### Required task:
Return every record verbatim.

### Excerpted records:
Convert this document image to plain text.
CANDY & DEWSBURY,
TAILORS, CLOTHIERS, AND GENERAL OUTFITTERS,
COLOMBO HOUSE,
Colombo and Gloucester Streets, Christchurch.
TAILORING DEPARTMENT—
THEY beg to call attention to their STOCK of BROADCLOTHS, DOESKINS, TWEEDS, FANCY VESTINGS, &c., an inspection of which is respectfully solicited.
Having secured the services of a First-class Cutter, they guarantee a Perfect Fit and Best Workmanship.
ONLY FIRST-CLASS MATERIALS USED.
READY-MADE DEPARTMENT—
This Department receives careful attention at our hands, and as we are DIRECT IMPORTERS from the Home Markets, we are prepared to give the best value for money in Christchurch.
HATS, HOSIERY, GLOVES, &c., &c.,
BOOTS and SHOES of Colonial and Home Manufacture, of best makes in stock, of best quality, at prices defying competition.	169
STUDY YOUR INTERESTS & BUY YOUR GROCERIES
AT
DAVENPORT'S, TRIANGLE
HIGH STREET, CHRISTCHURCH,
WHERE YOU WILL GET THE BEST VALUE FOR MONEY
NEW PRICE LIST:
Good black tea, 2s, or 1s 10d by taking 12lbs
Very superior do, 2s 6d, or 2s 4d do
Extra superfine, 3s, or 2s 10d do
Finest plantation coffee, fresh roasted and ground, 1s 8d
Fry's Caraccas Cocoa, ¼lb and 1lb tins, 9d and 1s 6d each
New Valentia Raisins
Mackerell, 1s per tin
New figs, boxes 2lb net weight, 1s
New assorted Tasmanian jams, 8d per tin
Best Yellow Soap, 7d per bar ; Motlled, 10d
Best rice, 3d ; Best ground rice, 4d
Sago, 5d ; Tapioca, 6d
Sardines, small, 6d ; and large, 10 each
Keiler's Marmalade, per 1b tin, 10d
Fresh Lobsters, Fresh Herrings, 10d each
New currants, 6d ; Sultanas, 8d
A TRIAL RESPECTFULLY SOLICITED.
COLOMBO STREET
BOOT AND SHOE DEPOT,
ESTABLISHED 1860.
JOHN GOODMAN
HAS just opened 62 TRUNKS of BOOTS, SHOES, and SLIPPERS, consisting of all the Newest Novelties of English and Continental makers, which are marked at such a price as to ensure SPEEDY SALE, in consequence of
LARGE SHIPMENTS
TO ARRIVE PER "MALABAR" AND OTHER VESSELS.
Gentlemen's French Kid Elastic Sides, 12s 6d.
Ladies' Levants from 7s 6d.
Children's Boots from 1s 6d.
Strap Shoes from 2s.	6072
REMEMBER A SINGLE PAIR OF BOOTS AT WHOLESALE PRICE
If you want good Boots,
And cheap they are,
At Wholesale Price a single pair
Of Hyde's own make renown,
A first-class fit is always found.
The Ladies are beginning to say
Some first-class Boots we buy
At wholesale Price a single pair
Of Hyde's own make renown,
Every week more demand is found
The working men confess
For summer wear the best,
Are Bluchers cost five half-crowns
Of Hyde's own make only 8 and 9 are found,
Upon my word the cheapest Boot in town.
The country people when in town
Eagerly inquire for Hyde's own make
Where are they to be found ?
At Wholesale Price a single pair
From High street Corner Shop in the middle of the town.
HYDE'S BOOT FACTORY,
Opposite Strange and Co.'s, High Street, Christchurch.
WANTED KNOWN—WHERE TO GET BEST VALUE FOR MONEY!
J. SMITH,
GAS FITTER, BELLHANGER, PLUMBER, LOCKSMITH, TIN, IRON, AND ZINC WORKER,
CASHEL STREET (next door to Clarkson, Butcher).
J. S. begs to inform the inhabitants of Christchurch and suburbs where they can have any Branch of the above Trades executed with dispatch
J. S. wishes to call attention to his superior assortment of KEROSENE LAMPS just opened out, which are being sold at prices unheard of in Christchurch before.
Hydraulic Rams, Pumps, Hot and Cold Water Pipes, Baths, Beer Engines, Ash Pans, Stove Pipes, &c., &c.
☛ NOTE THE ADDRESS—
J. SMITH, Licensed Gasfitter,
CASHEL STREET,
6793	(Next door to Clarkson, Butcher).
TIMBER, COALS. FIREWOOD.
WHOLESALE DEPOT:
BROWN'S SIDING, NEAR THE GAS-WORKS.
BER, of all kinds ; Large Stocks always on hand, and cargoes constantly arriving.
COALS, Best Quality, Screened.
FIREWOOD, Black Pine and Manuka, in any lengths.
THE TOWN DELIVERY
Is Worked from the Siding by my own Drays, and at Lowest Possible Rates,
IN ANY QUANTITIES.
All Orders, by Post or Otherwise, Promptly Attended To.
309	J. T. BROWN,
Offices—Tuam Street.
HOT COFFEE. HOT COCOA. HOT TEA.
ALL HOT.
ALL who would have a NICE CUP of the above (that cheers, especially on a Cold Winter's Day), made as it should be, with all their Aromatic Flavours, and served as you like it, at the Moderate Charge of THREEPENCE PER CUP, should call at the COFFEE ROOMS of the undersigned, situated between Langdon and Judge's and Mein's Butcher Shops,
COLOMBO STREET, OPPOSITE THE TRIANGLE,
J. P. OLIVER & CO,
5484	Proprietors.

### Solution to this exercise:
Convert this document image to plain text.
CANDY & DEWSBURY,
TAILORS, CLOTHIERS, AND GENERAL OUTFITTERS,
COLOMBO HOUSE,
Colombo and Gloucester Streets, Christchurch.
TAILORING DEPARTMENT—
THEY beg to call attention to their STOCK of BROADCLOTHS, DOESKINS, TWEEDS, FANCY VESTINGS, &c., an inspection of which is respectfully solicited.
Having secured the services of a First-class Cutter, they guarantee a Perfect Fit and Best Workmanship.
ONLY FIRST-CLASS MATERIALS USED.
READY-MADE DEPARTMENT—
This Department receives careful attention at our hands, and as we are DIRECT IMPORTERS from the Home Markets, we are prepared to give the best value for money in Christchurch.
HATS, HOSIERY, GLOVES, &c., &c.,
BOOTS and SHOES of Colonial and Home Manufacture, of best makes in stock, of best quality, at prices defying competition.	169
STUDY YOUR INTERESTS & BUY YOUR GROCERIES
AT
DAVENPORT'S, TRIANGLE
HIGH STREET, CHRISTCHURCH,
WHERE YOU WILL GET THE BEST VALUE FOR MONEY
NEW PRICE LIST:
Good black tea, 2s, or 1s 10d by taking 12lbs
Very superior do, 2s 6d, or 2s 4d do
Extra superfine, 3s, or 2s 10d do
Finest plantation coffee, fresh roasted and ground, 1s 8d
Fry's Caraccas Cocoa, ¼lb and 1lb tins, 9d and 1s 6d each
New Valentia Raisins
Mackerell, 1s per tin
New figs, boxes 2lb net weight, 1s
New assorted Tasmanian jams, 8d per tin
Best Yellow Soap, 7d per bar ; Motlled, 10d
Best rice, 3d ; Best ground rice, 4d
Sago, 5d ; Tapioca, 6d
Sardines, small, 6d ; and large, 10 each
Keiler's Marmalade, per 1b tin, 10d
Fresh Lobsters, Fresh Herrings, 10d each
New currants, 6d ; Sultanas, 8d
A TRIAL RESPECTFULLY SOLICITED.
COLOMBO STREET
BOOT AND SHOE DEPOT,
ESTABLISHED 1860.
JOHN GOODMAN
HAS just opened 62 TRUNKS of BOOTS, SHOES, and SLIPPERS, consisting of all the Newest Novelties of English and Continental makers, which are marked at such a price as to ensure SPEEDY SALE, in consequence of
LARGE SHIPMENTS
TO ARRIVE PER "MALABAR" AND OTHER VESSELS.
Gentlemen's French Kid Elastic Sides, 12s 6d.
Ladies' Levants from 7s 6d.
Children's Boots from 1s 6d.
Strap Shoes from 2s.	6072
REMEMBER A SINGLE PAIR OF BOOTS AT WHOLESALE PRICE
If you want good Boots,
And cheap they are,
At Wholesale Price a single pair
Of Hyde's own make renown,
A first-class fit is always found.
The Ladies are beginning to say
Some first-class Boots we buy
At wholesale Price a single pair
Of Hyde's own make renown,
Every week more demand is found
The working men confess
For summer wear the best,
Are Bluchers cost five half-crowns
Of Hyde's own make only 8 and 9 are found,
Upon my word the cheapest Boot in town.
The country people when in town
Eagerly inquire for Hyde's own make
Where are they to be found ?
At Wholesale Price a single pair
From High street Corner Shop in the middle of the town.
HYDE'S BOOT FACTORY,
Opposite Strange and Co.'s, High Street, Christchurch.
WANTED KNOWN—WHERE TO GET BEST VALUE FOR MONEY!
J. SMITH,
GAS FITTER, BELLHANGER, PLUMBER, LOCKSMITH, TIN, IRON, AND ZINC WORKER,
CASHEL STREET (next door to Clarkson, Butcher).
J. S. begs to inform the inhabitants of Christchurch and suburbs where they can have any Branch of the above Trades executed with dispatch
J. S. wishes to call attention to his superior assortment of KEROSENE LAMPS just opened out, which are being sold at prices unheard of in Christchurch before.
Hydraulic Rams, Pumps, Hot and Cold Water Pipes, Baths, Beer Engines, Ash Pans, Stove Pipes, &c., &c.
☛ NOTE THE ADDRESS—
J. SMITH, Licensed Gasfitter,
CASHEL STREET,
6793	(Next door to Clarkson, Butcher).
TIMBER, COALS. FIREWOOD.
WHOLESALE DEPOT:
BROWN'S SIDING, NEAR THE GAS-WORKS.
BER, of all kinds ; Large Stocks always on hand, and cargoes constantly arriving.
COALS, Best Quality, Screened.
FIREWOOD, Black Pine and Manuka, in any lengths.
THE TOWN DELIVERY
Is Worked from the Siding by my own Drays, and at Lowest Possible Rates,
IN ANY QUANTITIES.
All Orders, by Post or Otherwise, Promptly Attended To.
309	J. T. BROWN,
Offices—Tuam Street.
HOT COFFEE. HOT COCOA. HOT TEA.
ALL HOT.
ALL who would have a NICE CUP of the above (that cheers, especially on a Cold Winter's Day), made as it should be, with all their Aromatic Flavours, and served as you like it, at the Moderate Charge of THREEPENCE PER CUP, should call at the COFFEE ROOMS of the undersigned, situated between Langdon and Judge's and Mein's Butcher Shops,
COLOMBO STREET, OPPOSITE THE TRIANGLE,
J. P. OLIVER & CO,
5484	Proprietors.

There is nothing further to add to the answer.